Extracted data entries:
>> Start

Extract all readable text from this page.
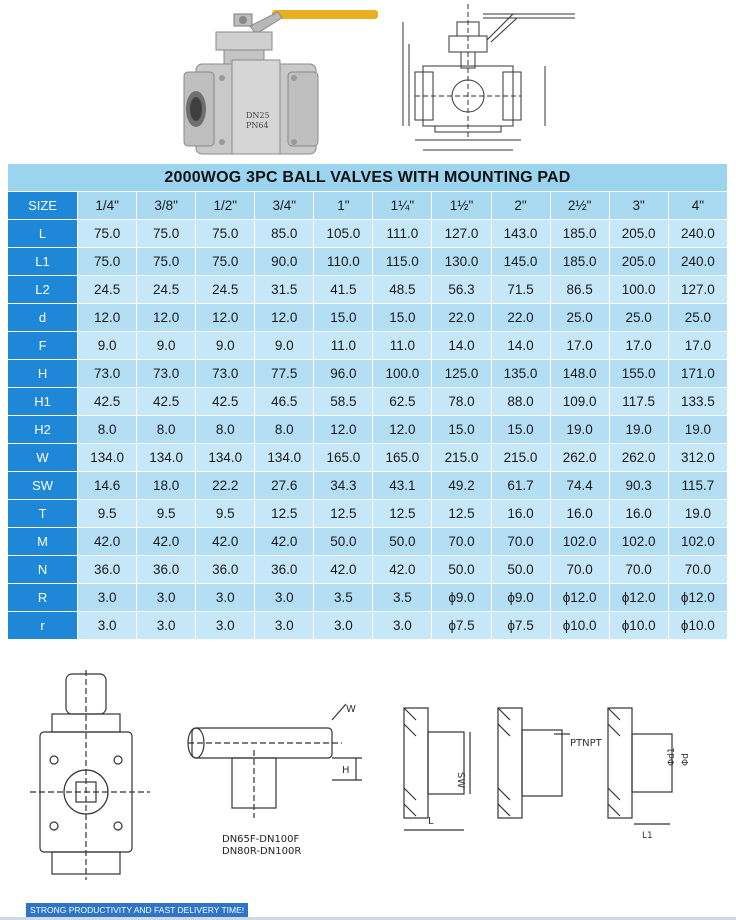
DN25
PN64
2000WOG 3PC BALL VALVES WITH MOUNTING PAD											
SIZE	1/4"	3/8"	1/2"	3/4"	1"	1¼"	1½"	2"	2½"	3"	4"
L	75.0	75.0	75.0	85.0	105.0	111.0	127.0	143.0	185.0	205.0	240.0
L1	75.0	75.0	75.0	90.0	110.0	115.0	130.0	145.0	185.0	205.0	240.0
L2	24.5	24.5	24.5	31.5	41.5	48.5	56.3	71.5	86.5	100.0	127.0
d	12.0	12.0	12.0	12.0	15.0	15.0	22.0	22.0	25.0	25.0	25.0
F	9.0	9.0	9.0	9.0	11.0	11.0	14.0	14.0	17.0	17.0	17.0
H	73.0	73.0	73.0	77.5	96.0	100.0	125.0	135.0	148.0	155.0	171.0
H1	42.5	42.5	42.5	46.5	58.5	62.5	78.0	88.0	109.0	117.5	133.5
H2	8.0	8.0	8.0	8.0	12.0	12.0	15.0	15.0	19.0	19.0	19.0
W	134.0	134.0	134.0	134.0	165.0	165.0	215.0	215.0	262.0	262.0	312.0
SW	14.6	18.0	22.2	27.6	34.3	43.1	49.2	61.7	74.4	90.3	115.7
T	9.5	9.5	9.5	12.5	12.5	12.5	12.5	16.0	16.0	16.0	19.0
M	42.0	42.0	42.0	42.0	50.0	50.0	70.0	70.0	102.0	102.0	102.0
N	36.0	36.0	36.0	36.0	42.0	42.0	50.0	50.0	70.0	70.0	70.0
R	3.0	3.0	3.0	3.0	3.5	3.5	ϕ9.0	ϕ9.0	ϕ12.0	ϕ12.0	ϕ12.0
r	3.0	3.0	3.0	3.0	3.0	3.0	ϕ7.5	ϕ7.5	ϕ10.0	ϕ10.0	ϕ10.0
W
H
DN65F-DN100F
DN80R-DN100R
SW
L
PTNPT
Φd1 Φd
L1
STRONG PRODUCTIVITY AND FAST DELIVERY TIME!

>> End
>> Start

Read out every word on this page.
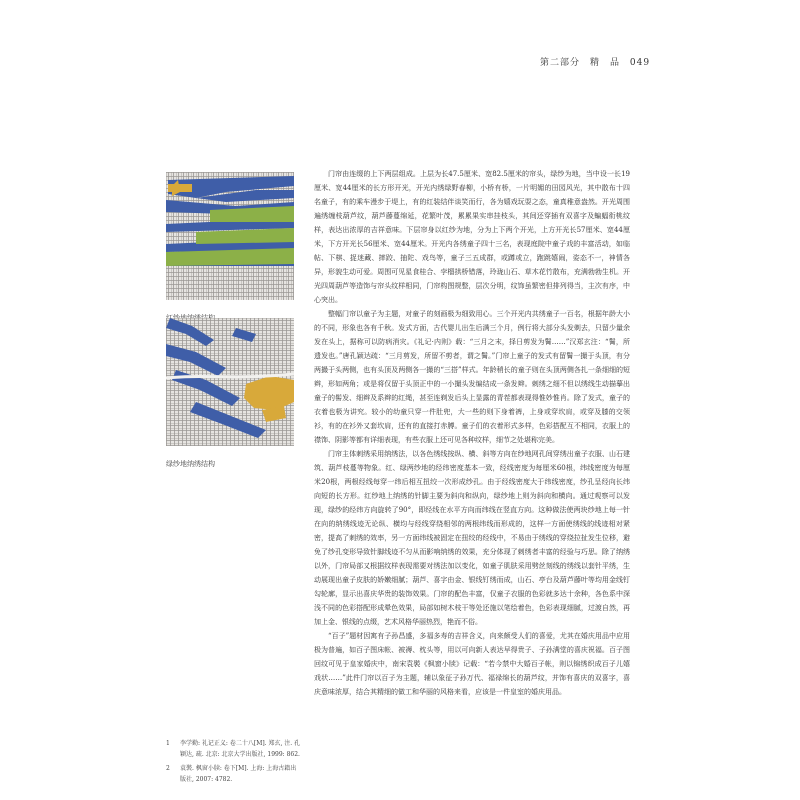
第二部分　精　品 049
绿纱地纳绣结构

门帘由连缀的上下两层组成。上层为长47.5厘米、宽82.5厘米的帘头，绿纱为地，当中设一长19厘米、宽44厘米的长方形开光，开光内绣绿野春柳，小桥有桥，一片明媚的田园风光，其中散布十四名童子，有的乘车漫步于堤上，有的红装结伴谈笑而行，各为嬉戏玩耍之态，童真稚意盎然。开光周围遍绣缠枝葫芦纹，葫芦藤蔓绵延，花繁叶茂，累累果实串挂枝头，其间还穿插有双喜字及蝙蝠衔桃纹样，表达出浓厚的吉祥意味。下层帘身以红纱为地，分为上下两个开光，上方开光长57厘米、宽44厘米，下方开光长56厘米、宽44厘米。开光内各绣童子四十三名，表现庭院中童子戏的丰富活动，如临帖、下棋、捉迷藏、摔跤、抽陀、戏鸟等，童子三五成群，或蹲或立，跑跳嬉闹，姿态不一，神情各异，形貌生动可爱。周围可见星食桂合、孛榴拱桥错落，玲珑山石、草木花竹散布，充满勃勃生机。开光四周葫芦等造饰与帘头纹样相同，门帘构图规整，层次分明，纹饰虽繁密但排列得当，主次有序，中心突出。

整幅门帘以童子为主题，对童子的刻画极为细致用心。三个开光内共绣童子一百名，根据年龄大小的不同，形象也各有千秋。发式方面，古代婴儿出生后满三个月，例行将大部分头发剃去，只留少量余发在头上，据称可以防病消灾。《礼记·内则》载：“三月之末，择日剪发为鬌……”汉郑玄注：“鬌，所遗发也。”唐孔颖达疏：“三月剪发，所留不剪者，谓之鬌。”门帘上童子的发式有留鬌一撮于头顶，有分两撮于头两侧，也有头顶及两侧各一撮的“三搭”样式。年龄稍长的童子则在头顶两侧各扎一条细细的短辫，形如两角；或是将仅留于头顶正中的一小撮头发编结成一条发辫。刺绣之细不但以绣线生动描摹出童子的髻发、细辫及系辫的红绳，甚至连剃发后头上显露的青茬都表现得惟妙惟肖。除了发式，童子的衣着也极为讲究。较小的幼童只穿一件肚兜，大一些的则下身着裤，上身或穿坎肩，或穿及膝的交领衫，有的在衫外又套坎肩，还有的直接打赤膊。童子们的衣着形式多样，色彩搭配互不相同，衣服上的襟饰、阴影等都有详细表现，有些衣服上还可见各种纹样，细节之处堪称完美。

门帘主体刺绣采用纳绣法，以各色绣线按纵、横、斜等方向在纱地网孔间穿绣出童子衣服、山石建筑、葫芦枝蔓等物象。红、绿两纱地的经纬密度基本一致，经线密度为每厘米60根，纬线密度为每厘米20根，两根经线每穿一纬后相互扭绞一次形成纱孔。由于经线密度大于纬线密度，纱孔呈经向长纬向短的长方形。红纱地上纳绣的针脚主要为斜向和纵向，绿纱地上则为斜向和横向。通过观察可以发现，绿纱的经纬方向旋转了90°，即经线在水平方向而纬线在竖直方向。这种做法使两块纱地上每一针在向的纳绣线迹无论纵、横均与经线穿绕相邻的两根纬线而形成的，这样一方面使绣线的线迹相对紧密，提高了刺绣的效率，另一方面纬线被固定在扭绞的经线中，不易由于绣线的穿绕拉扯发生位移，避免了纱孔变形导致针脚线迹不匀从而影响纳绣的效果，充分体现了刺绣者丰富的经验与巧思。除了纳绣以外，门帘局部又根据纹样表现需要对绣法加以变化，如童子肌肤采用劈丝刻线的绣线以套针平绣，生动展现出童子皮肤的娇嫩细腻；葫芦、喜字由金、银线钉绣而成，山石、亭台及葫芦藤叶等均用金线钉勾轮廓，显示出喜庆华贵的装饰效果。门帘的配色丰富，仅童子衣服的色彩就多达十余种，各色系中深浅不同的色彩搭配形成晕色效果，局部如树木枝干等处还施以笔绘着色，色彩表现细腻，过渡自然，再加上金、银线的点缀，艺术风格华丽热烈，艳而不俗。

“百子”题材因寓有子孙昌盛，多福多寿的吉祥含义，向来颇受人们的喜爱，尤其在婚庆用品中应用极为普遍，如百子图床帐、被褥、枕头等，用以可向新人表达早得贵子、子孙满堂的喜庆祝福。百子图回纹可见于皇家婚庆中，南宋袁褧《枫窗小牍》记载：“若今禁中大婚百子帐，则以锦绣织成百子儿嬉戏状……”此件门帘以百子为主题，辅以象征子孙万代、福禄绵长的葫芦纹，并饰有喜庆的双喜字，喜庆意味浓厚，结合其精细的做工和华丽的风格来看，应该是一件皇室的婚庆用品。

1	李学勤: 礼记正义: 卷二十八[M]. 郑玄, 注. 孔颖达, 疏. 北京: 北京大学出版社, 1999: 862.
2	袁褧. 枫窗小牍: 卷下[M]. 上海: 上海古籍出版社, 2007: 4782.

>> End

* **Directive**
Look through the data and show every line containing "this".

* **Task solution**
Extract all readable text from this page.
Read out every word on this page.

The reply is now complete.